-- START --

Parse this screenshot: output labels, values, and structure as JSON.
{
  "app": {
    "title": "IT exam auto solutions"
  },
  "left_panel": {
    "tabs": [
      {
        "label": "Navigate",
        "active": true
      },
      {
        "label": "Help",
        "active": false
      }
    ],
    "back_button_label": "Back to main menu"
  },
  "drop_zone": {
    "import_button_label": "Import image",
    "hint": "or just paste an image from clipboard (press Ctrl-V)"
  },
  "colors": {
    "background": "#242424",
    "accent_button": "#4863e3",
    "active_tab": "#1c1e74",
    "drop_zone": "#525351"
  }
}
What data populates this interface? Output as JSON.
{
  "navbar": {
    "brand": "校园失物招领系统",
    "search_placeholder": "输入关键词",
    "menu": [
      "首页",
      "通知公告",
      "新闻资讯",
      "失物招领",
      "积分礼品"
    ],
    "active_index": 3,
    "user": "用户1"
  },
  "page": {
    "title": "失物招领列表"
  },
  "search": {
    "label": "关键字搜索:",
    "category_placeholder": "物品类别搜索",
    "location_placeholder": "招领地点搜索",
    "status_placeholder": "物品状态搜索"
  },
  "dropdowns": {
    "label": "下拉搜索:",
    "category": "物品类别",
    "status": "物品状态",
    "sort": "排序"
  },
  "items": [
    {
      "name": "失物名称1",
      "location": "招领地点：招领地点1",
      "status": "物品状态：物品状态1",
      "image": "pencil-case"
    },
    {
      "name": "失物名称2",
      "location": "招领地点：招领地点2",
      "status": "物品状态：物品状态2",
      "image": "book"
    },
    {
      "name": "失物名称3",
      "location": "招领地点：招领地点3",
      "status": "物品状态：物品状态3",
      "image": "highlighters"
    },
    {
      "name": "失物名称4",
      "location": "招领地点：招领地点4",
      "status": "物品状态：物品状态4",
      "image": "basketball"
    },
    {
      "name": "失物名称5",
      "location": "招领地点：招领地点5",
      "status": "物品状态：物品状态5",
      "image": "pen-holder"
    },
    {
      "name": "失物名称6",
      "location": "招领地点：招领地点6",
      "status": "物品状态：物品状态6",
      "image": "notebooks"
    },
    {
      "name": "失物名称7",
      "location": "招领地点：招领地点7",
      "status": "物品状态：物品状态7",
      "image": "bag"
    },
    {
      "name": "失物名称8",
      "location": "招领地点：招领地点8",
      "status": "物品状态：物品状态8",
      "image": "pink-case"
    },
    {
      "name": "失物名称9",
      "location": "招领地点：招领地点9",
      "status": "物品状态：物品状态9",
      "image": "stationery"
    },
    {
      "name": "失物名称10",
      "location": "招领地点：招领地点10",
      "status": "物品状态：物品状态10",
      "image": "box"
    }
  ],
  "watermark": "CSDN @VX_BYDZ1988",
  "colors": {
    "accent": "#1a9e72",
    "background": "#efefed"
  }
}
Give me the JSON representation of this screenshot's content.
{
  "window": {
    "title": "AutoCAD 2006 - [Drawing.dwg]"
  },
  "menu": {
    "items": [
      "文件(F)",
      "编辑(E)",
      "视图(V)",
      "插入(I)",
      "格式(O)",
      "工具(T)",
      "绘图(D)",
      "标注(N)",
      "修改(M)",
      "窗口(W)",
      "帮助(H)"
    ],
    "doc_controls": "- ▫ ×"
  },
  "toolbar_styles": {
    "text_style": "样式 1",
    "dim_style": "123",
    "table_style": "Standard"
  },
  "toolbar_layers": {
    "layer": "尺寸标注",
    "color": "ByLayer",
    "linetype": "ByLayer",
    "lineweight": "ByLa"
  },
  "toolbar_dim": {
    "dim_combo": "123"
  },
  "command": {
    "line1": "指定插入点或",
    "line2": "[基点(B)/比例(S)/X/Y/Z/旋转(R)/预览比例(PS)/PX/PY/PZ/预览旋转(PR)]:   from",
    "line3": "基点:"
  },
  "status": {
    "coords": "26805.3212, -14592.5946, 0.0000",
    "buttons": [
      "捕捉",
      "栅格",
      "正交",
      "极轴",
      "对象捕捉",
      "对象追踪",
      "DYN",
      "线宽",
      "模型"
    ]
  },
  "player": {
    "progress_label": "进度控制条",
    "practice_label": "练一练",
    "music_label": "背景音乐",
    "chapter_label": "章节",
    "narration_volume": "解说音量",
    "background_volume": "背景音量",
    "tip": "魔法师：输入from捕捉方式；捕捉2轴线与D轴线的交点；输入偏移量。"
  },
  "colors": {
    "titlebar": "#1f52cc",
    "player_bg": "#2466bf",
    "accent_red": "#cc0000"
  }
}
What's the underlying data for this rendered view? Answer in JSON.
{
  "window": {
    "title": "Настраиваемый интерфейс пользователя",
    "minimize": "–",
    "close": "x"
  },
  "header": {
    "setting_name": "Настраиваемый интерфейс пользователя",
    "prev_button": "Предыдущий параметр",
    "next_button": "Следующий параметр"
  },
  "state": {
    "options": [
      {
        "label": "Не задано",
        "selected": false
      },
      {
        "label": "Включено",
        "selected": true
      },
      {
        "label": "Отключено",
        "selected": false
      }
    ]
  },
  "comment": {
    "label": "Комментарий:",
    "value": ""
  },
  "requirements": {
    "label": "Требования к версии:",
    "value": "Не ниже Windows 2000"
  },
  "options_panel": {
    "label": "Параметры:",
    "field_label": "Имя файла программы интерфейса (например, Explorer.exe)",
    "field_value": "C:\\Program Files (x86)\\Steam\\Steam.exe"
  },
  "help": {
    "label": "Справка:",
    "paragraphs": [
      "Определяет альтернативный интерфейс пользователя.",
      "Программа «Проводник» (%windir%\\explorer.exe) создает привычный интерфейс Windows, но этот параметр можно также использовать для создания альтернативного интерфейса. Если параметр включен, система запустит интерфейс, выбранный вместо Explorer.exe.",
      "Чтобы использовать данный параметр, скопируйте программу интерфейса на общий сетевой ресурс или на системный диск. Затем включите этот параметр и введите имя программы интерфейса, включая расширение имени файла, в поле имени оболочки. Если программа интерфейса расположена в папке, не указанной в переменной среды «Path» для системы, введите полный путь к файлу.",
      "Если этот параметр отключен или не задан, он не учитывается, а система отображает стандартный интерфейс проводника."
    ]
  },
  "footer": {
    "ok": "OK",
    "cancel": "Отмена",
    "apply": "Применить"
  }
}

-- END --

**Exercise directions:**
Extract each line from the listing that holds the word "data".

**Expected answer:**
What data populates this interface? Output as JSON.
What's the underlying data for this rendered view? Answer in JSON.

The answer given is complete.